=== Data lines ===
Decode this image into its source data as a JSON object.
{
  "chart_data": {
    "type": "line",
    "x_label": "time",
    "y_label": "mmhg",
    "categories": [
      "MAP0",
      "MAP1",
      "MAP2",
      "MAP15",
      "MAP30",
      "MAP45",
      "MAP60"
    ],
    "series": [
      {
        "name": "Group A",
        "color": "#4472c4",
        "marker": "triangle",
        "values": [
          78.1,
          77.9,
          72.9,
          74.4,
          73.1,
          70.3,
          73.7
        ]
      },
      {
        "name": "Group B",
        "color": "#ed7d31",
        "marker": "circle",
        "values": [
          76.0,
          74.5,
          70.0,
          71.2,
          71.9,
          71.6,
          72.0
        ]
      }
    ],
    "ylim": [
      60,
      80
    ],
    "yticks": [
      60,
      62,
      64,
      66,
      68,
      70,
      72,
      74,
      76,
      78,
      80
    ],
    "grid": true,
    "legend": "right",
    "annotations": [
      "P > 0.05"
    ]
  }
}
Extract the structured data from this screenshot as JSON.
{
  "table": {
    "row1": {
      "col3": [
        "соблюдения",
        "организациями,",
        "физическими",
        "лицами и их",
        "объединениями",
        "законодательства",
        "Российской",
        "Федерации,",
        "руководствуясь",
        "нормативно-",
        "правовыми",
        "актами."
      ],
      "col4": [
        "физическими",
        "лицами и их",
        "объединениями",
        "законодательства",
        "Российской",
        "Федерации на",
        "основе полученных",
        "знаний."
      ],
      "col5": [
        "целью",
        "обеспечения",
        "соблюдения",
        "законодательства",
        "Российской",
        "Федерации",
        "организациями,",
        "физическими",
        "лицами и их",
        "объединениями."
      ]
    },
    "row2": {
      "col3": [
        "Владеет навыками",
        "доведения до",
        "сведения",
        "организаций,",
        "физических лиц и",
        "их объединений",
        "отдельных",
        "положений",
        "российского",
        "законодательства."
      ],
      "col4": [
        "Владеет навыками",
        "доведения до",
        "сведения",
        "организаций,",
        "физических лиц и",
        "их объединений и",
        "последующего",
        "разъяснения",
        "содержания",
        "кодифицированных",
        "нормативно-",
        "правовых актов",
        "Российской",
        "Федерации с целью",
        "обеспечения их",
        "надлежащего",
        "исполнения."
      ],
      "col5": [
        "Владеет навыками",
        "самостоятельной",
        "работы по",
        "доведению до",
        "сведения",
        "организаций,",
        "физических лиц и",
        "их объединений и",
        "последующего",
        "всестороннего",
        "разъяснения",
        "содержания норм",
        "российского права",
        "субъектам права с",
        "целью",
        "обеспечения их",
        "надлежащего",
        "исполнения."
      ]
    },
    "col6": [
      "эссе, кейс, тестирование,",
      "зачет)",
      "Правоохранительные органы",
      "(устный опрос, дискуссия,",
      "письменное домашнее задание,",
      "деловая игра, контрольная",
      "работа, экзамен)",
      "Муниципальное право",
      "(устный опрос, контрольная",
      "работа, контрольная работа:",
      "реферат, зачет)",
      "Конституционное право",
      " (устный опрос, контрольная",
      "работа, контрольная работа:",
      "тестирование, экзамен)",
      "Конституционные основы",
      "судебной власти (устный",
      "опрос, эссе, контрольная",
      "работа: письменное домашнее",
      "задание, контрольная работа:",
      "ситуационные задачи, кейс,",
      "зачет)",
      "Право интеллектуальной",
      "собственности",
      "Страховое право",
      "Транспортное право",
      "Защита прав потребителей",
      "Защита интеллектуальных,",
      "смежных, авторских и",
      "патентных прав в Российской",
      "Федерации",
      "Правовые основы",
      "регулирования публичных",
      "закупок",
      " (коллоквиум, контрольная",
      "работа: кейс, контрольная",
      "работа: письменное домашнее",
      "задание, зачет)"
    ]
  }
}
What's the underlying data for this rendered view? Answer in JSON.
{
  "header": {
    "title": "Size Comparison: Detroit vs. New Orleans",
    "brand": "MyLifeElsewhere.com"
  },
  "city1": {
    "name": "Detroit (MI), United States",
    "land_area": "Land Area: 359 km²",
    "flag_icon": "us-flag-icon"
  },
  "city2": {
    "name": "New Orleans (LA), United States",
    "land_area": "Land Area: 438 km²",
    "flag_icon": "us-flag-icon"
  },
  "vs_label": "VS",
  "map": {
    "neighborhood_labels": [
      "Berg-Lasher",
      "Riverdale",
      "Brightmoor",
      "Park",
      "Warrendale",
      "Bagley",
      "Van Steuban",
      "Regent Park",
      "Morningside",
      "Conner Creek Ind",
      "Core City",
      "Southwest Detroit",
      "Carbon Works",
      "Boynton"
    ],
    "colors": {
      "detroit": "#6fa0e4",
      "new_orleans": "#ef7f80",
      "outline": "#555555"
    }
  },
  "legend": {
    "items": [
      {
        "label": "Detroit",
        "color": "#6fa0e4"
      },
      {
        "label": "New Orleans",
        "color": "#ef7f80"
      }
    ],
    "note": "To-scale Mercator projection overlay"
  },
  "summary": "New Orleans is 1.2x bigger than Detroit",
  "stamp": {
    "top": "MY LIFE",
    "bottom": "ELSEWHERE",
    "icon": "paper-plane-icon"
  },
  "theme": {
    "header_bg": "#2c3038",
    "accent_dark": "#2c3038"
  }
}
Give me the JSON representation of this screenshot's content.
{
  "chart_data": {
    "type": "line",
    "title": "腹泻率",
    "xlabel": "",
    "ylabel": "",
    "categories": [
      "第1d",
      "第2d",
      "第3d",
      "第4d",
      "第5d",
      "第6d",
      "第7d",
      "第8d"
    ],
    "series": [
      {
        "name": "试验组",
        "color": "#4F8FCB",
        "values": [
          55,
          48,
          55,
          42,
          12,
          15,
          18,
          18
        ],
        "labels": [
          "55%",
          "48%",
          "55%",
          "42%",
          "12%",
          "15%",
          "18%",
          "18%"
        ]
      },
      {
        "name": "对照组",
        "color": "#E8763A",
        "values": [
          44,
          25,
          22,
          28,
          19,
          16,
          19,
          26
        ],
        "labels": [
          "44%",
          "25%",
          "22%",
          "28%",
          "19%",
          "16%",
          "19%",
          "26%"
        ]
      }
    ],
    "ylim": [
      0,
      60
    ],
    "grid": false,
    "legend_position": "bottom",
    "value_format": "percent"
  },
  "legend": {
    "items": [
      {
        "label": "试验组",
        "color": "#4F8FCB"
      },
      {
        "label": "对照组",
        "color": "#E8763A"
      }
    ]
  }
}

=== Request ===
Across the entries, how many lines hold the word "основы"? Say only the number.

=== Worked answer ===
2